## BEGIN EXTRACTED ENTRIES
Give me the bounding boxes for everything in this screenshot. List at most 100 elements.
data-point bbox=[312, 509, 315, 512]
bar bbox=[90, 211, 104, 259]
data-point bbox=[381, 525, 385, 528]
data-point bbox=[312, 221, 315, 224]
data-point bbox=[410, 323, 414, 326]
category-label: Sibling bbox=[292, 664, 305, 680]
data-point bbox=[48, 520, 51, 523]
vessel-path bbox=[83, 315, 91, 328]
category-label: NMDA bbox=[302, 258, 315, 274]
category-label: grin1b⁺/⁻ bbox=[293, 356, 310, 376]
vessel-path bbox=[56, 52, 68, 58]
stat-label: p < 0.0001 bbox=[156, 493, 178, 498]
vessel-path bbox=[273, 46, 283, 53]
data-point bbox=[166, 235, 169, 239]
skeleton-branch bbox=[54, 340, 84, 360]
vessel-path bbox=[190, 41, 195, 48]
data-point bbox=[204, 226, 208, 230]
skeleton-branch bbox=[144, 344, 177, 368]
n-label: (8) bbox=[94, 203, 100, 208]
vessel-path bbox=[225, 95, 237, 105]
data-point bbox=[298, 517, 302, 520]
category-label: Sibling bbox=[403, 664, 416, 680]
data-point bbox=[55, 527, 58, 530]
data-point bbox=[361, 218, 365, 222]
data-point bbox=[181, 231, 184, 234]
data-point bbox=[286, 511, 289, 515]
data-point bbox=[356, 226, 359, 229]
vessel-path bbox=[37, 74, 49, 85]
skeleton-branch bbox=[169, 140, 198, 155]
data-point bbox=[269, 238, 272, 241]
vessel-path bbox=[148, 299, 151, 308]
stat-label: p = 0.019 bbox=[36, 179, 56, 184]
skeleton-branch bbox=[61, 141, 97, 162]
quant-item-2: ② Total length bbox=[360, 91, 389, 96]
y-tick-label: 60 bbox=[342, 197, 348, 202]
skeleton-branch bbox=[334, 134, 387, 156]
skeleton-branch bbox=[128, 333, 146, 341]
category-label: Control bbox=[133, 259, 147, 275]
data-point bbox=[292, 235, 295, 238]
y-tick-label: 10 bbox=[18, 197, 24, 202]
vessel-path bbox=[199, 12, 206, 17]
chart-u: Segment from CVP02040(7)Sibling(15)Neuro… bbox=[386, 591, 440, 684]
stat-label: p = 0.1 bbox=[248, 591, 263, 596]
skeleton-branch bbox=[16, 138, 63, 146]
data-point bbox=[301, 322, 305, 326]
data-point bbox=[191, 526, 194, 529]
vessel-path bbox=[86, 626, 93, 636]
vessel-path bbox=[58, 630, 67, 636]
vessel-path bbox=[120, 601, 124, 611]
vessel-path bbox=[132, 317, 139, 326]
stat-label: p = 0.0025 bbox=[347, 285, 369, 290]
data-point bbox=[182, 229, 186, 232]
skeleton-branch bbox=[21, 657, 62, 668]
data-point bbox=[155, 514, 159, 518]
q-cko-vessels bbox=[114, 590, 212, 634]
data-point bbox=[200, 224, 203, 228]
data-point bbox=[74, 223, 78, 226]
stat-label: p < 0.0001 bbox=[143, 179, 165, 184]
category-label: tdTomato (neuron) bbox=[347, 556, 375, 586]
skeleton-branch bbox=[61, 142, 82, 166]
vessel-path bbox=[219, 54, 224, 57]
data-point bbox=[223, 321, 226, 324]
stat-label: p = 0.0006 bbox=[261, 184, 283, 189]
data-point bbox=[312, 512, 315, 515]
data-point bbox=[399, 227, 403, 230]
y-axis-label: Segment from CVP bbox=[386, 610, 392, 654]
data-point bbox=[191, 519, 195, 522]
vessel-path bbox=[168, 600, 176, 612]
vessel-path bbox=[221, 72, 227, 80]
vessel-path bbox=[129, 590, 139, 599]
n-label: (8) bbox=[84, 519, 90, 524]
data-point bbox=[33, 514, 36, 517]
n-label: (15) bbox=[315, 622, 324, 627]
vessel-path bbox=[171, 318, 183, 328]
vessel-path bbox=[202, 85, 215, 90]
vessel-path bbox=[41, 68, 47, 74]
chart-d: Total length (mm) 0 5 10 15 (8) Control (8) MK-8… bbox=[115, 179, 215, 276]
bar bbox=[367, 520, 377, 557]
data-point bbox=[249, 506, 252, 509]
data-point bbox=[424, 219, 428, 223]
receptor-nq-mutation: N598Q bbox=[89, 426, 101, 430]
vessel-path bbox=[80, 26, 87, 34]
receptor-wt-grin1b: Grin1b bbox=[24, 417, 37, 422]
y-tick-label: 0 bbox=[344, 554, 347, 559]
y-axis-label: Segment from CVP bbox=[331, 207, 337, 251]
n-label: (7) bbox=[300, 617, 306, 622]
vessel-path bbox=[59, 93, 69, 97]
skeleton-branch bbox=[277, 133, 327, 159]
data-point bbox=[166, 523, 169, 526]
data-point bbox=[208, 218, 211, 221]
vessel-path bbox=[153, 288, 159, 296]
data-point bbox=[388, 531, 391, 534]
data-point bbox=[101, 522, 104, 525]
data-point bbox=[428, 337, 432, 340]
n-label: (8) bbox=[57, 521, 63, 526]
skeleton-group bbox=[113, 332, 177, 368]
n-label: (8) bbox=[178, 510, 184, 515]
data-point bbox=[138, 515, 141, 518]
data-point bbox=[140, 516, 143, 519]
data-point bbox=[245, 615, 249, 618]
## END EXTRACTED ENTRIES
WRITTEN TASK: Write out the entries word for word, from the first line through the line containing "data-point bbox=[48, 520, 51, 523]", including both of those lines.

RESPONSE FOR THIS EXERCISE:
Give me the bounding boxes for everything in this screenshot. List at most 100 elements.
data-point bbox=[312, 509, 315, 512]
bar bbox=[90, 211, 104, 259]
data-point bbox=[381, 525, 385, 528]
data-point bbox=[312, 221, 315, 224]
data-point bbox=[410, 323, 414, 326]
category-label: Sibling bbox=[292, 664, 305, 680]
data-point bbox=[48, 520, 51, 523]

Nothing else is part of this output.